■ **RECORDS PROVIDED**

+++++

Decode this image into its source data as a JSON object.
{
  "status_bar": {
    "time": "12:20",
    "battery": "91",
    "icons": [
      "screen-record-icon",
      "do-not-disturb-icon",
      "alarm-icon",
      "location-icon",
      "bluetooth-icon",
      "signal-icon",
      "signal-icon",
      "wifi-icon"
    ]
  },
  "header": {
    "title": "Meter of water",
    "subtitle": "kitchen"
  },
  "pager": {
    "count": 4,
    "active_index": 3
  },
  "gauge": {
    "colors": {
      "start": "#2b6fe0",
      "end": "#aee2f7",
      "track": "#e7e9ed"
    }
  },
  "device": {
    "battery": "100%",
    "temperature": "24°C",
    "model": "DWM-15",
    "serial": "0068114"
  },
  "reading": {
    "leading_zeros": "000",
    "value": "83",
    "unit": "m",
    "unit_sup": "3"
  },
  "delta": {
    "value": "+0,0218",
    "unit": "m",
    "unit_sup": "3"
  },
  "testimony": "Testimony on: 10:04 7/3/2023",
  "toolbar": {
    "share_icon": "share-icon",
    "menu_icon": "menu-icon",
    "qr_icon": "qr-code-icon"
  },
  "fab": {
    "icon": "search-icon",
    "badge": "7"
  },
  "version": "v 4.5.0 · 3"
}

+++++

■ **AIM OF THE EXERCISE**
Quote all the records exactly, please, leaving none out.

■ **SOLUTION BELOW**
Decode this image into its source data as a JSON object.
{
  "status_bar": {
    "time": "12:20",
    "battery": "91",
    "icons": [
      "screen-record-icon",
      "do-not-disturb-icon",
      "alarm-icon",
      "location-icon",
      "bluetooth-icon",
      "signal-icon",
      "signal-icon",
      "wifi-icon"
    ]
  },
  "header": {
    "title": "Meter of water",
    "subtitle": "kitchen"
  },
  "pager": {
    "count": 4,
    "active_index": 3
  },
  "gauge": {
    "colors": {
      "start": "#2b6fe0",
      "end": "#aee2f7",
      "track": "#e7e9ed"
    }
  },
  "device": {
    "battery": "100%",
    "temperature": "24°C",
    "model": "DWM-15",
    "serial": "0068114"
  },
  "reading": {
    "leading_zeros": "000",
    "value": "83",
    "unit": "m",
    "unit_sup": "3"
  },
  "delta": {
    "value": "+0,0218",
    "unit": "m",
    "unit_sup": "3"
  },
  "testimony": "Testimony on: 10:04 7/3/2023",
  "toolbar": {
    "share_icon": "share-icon",
    "menu_icon": "menu-icon",
    "qr_icon": "qr-code-icon"
  },
  "fab": {
    "icon": "search-icon",
    "badge": "7"
  },
  "version": "v 4.5.0 · 3"
}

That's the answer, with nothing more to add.